▸ YOUR INSTRUCTIONS:
Everything from the line holding "Transcribe the text in this document." to the end of the listing below should be copied exactly, line for line, minus the pictures.

---------------

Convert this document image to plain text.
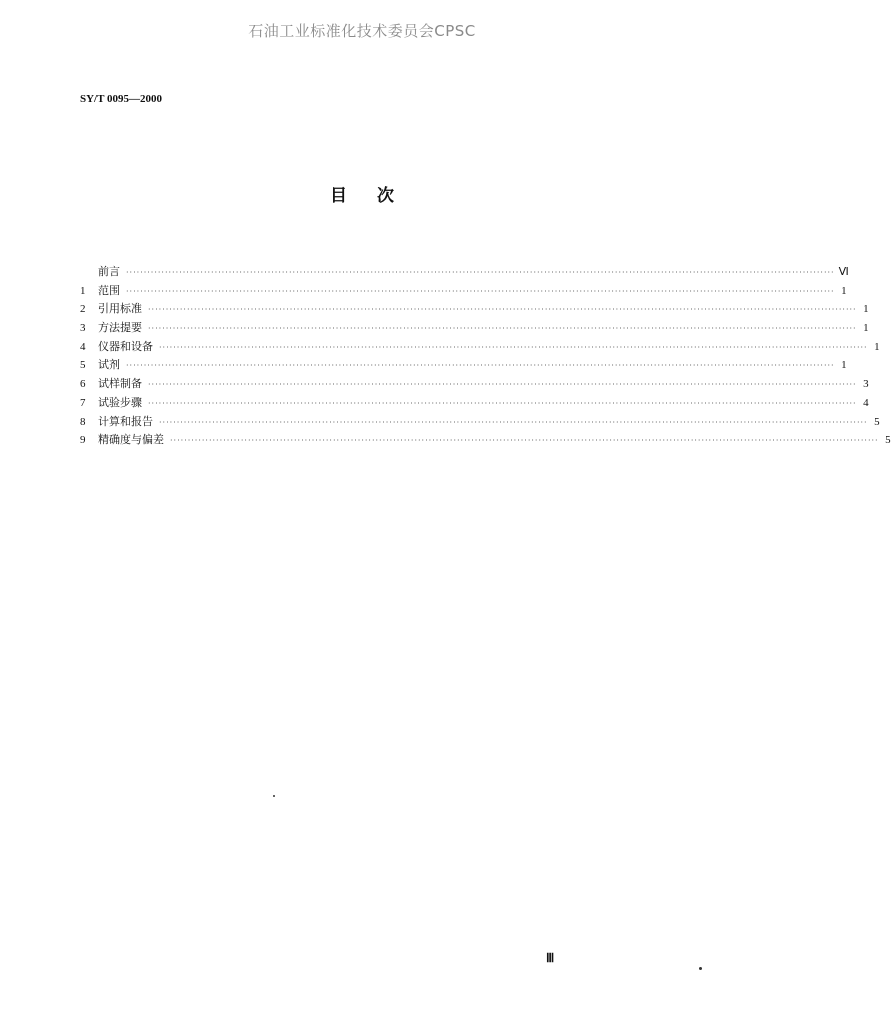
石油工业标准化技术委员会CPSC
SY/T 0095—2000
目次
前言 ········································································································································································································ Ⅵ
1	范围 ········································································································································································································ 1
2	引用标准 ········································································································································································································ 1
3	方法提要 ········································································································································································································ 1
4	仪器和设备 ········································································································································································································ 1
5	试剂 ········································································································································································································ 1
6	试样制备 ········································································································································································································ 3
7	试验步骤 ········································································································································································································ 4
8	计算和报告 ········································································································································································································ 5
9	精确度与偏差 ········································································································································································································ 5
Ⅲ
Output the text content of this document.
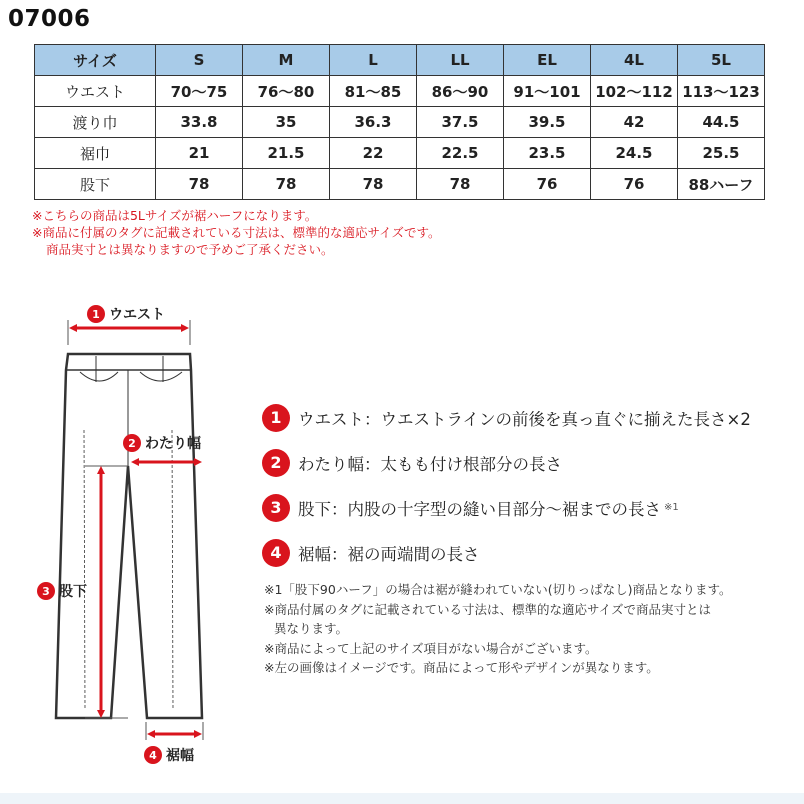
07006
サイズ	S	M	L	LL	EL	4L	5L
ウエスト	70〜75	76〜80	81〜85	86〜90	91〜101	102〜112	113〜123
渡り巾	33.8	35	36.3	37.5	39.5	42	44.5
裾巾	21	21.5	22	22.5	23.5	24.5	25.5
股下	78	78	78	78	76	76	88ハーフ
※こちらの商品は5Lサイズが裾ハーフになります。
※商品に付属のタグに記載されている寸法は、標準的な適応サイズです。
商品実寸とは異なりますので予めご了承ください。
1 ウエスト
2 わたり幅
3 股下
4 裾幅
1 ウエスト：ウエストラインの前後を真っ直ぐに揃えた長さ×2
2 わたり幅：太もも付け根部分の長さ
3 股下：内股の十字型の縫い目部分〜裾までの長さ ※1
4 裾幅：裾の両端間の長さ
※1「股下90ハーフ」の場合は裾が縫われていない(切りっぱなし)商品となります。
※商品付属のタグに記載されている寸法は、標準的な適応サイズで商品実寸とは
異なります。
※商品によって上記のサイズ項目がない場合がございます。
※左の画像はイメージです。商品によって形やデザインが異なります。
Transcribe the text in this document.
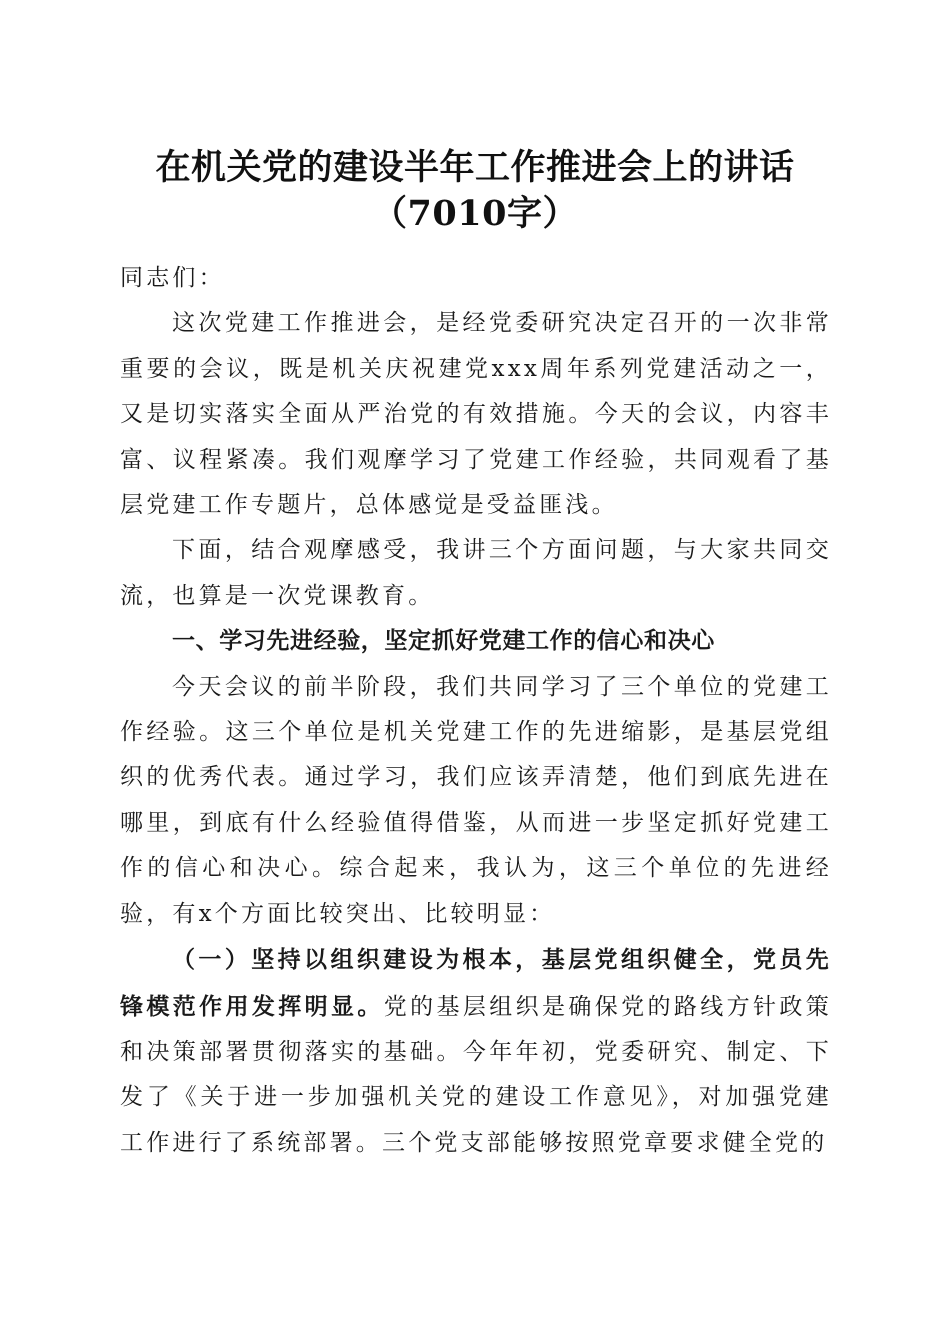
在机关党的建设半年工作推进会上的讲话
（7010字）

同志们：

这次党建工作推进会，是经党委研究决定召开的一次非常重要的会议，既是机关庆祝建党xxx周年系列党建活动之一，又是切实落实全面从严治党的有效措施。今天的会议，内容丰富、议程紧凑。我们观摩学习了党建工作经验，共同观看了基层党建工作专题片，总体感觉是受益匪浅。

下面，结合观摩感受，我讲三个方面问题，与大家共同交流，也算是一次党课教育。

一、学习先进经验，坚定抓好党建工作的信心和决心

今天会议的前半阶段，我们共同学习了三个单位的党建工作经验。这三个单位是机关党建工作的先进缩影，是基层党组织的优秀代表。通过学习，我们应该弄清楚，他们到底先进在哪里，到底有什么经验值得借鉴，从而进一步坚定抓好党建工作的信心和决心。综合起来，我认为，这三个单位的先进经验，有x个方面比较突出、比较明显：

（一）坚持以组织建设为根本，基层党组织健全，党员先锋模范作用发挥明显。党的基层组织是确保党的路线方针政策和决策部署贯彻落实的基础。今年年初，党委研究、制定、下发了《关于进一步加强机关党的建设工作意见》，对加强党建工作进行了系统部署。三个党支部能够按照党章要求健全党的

---------------

▸ RESPONSE:
Transcribe the text in this document.
在机关党的建设半年工作推进会上的讲话
（7010字）

同志们：

这次党建工作推进会，是经党委研究决定召开的一次非常重要的会议，既是机关庆祝建党xxx周年系列党建活动之一，又是切实落实全面从严治党的有效措施。今天的会议，内容丰富、议程紧凑。我们观摩学习了党建工作经验，共同观看了基层党建工作专题片，总体感觉是受益匪浅。

下面，结合观摩感受，我讲三个方面问题，与大家共同交流，也算是一次党课教育。

一、学习先进经验，坚定抓好党建工作的信心和决心

今天会议的前半阶段，我们共同学习了三个单位的党建工作经验。这三个单位是机关党建工作的先进缩影，是基层党组织的优秀代表。通过学习，我们应该弄清楚，他们到底先进在哪里，到底有什么经验值得借鉴，从而进一步坚定抓好党建工作的信心和决心。综合起来，我认为，这三个单位的先进经验，有x个方面比较突出、比较明显：

（一）坚持以组织建设为根本，基层党组织健全，党员先锋模范作用发挥明显。党的基层组织是确保党的路线方针政策和决策部署贯彻落实的基础。今年年初，党委研究、制定、下发了《关于进一步加强机关党的建设工作意见》，对加强党建工作进行了系统部署。三个党支部能够按照党章要求健全党的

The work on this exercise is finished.